### JOB
Give only the number of lines below that contain the word "Audi".

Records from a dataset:
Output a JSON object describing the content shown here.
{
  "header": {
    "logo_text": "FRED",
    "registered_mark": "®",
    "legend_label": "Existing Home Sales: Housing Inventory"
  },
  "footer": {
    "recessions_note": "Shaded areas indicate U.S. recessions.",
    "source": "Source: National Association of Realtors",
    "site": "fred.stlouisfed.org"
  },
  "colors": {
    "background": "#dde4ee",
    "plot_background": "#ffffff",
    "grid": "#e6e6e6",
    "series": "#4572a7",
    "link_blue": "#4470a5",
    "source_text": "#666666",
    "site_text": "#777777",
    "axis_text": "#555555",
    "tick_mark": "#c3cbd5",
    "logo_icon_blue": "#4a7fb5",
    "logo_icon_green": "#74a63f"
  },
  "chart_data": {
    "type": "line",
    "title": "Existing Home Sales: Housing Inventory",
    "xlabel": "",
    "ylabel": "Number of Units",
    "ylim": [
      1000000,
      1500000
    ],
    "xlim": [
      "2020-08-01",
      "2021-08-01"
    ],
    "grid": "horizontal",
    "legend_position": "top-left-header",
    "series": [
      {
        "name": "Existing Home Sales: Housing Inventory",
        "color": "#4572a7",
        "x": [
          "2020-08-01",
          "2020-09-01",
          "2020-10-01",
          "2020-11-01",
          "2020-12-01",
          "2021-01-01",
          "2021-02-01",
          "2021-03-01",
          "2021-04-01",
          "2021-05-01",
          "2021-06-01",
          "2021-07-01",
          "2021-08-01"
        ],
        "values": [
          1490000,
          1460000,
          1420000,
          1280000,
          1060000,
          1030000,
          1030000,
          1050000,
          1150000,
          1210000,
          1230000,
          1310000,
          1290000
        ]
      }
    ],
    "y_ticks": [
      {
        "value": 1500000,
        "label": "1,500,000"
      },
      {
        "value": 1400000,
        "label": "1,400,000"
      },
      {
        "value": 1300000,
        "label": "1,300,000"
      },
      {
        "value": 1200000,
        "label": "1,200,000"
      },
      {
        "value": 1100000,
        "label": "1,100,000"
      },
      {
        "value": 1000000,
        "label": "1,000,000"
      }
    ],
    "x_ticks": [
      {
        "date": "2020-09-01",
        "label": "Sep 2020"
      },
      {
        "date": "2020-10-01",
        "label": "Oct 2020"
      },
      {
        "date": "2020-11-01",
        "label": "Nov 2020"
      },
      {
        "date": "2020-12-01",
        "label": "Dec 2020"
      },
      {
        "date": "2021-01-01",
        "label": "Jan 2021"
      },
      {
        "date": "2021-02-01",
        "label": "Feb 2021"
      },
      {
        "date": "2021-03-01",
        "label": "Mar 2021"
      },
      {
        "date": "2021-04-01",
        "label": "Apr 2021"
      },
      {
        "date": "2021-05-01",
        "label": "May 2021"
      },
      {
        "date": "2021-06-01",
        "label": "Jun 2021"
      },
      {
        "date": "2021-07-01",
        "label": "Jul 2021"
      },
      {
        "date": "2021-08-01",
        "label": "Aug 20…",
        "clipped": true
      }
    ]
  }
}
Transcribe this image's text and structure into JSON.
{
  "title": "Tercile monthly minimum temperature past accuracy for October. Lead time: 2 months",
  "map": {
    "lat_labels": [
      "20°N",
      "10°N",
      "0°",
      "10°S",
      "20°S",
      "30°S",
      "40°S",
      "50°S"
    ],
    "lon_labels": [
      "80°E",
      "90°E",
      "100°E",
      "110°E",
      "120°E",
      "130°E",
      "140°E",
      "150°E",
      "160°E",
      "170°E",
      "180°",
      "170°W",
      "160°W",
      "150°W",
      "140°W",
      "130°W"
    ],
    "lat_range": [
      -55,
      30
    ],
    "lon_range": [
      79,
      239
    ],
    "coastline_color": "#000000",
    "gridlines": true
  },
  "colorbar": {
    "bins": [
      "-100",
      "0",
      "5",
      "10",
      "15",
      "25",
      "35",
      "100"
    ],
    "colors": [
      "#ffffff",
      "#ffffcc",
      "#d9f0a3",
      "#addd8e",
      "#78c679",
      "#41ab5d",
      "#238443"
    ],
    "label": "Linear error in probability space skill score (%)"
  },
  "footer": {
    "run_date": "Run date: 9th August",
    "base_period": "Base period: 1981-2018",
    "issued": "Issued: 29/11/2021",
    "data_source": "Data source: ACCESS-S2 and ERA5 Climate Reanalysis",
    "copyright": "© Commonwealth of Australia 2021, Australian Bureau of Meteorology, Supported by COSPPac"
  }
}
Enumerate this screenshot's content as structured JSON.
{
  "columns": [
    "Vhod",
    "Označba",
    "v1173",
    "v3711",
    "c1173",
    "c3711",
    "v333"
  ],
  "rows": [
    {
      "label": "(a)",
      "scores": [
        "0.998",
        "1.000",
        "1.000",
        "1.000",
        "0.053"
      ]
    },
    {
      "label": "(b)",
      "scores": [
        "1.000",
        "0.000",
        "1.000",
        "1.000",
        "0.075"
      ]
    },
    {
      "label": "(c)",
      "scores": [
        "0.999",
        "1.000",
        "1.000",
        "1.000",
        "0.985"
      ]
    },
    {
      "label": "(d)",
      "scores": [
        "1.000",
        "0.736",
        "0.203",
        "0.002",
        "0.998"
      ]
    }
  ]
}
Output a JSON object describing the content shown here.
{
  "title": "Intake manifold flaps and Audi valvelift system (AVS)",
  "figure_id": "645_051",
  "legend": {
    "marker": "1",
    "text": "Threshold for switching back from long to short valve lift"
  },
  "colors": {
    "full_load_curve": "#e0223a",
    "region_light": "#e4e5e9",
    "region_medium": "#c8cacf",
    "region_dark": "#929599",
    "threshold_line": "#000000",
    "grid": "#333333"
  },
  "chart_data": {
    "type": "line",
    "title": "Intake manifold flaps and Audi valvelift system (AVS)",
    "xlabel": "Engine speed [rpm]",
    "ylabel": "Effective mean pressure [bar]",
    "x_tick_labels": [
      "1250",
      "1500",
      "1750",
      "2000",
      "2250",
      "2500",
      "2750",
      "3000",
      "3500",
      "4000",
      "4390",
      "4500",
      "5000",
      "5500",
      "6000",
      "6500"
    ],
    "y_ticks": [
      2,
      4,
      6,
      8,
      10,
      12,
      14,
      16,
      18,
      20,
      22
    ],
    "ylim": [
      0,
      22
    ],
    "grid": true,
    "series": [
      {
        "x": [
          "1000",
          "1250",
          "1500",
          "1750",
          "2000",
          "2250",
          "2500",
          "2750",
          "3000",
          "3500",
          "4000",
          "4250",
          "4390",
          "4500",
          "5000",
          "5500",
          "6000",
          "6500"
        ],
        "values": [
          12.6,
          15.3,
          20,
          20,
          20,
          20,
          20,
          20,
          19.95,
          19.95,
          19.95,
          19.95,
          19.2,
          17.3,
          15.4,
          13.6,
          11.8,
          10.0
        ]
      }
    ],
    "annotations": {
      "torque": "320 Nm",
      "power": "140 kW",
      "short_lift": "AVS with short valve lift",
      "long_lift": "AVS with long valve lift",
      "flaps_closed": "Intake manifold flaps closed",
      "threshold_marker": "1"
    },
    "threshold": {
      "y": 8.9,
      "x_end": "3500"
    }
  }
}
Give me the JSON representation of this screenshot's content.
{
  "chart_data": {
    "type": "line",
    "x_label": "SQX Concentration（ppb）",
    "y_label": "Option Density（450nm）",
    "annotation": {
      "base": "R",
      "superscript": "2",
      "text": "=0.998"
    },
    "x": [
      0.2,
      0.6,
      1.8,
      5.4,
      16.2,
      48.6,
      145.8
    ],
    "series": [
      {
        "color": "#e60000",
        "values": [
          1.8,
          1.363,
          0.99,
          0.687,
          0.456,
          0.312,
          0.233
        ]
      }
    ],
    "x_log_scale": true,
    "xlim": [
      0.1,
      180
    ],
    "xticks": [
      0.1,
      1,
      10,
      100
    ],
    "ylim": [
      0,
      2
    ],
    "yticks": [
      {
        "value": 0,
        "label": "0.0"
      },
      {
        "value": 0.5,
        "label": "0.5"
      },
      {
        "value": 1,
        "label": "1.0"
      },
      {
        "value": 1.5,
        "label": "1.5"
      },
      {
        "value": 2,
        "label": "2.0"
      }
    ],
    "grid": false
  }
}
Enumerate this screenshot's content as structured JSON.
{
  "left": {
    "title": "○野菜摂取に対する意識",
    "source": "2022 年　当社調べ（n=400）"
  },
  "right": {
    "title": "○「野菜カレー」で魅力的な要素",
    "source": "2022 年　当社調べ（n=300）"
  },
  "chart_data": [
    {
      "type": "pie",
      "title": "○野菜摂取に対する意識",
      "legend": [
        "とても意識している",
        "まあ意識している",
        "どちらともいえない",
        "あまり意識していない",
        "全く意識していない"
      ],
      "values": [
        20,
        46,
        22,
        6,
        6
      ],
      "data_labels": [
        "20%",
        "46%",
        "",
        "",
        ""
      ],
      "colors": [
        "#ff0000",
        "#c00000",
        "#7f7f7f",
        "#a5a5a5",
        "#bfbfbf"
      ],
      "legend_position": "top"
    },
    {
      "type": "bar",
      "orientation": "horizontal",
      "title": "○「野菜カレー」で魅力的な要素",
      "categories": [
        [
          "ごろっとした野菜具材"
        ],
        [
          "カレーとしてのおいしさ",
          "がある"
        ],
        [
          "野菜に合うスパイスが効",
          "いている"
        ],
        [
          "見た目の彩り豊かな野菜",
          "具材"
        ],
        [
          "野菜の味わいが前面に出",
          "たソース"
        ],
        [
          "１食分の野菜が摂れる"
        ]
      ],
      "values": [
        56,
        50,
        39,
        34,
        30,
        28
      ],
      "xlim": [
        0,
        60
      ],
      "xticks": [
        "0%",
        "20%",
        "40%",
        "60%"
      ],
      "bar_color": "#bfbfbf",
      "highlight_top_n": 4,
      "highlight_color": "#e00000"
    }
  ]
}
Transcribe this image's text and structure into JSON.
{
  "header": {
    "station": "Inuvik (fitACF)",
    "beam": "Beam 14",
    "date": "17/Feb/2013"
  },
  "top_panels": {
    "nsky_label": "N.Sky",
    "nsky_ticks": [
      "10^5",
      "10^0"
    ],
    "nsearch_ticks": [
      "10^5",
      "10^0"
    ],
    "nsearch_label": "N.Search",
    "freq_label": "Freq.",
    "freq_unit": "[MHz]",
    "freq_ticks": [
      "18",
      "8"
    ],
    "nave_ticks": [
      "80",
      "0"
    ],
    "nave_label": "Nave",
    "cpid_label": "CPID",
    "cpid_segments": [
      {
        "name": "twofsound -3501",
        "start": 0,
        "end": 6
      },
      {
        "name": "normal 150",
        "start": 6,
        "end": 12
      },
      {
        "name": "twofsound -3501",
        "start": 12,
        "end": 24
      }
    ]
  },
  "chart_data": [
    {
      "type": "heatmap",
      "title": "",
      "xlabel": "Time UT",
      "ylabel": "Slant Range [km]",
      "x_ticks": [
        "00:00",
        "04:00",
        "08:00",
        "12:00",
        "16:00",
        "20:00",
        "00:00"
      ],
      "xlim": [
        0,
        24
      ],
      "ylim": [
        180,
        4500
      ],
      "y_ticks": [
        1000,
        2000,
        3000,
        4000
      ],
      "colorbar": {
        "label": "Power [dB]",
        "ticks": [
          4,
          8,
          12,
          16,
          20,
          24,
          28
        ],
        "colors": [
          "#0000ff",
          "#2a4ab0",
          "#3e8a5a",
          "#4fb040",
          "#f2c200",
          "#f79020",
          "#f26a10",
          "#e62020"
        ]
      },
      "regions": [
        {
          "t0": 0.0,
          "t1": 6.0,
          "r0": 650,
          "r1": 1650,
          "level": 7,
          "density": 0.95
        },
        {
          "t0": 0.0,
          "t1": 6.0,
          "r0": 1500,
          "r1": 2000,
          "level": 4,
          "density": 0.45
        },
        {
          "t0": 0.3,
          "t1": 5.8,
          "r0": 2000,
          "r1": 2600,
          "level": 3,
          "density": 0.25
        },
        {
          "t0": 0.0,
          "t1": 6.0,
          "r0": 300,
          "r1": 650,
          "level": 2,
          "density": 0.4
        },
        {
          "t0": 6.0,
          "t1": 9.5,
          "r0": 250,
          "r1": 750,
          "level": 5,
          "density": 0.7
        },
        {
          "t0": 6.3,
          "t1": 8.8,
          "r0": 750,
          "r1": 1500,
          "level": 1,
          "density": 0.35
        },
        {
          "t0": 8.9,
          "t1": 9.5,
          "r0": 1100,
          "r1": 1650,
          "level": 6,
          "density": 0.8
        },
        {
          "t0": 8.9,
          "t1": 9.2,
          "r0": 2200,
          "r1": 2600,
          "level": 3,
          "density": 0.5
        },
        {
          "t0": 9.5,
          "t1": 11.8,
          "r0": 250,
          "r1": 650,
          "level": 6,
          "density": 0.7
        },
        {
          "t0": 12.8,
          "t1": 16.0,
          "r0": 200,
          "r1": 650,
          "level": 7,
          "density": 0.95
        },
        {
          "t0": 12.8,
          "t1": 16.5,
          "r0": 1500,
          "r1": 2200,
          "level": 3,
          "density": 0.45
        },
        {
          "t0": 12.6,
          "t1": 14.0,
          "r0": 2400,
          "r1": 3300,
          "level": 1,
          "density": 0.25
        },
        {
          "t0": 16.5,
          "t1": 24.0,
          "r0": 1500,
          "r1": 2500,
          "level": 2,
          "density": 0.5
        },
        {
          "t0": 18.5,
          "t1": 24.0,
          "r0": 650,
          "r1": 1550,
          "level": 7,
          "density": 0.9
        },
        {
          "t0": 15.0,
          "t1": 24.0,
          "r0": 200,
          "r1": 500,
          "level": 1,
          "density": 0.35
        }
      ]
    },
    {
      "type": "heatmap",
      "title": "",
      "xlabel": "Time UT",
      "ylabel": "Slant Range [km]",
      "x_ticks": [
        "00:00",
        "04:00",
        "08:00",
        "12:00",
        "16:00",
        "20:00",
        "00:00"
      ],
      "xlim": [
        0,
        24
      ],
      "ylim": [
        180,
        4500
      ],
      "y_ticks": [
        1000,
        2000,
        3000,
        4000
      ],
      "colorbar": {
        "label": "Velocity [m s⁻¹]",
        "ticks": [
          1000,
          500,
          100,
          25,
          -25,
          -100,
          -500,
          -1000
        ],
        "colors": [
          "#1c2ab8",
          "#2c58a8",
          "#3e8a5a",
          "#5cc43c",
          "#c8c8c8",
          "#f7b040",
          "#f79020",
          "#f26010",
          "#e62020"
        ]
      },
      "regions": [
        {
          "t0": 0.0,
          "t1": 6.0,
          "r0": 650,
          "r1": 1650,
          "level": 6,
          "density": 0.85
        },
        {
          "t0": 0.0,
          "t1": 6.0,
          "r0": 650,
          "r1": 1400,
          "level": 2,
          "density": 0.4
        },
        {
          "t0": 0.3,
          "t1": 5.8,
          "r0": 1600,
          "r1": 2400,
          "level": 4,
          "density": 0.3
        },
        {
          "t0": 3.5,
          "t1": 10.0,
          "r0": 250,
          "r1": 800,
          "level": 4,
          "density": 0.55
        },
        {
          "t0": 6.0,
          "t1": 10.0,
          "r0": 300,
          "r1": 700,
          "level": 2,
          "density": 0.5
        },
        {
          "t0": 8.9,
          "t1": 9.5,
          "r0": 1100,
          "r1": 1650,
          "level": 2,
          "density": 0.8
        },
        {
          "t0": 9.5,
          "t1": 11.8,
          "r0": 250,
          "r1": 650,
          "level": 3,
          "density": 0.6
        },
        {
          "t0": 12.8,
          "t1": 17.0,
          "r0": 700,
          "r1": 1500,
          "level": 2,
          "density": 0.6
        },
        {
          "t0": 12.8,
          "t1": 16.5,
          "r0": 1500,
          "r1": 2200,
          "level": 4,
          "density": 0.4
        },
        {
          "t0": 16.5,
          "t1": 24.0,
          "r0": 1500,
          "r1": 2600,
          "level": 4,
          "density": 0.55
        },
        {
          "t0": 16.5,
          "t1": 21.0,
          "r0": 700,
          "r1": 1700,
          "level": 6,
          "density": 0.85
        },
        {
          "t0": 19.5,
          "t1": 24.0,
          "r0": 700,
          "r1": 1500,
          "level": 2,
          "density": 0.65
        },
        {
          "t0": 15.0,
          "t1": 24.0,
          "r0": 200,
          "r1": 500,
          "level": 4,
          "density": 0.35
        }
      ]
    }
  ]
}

### WORKED ANSWER
2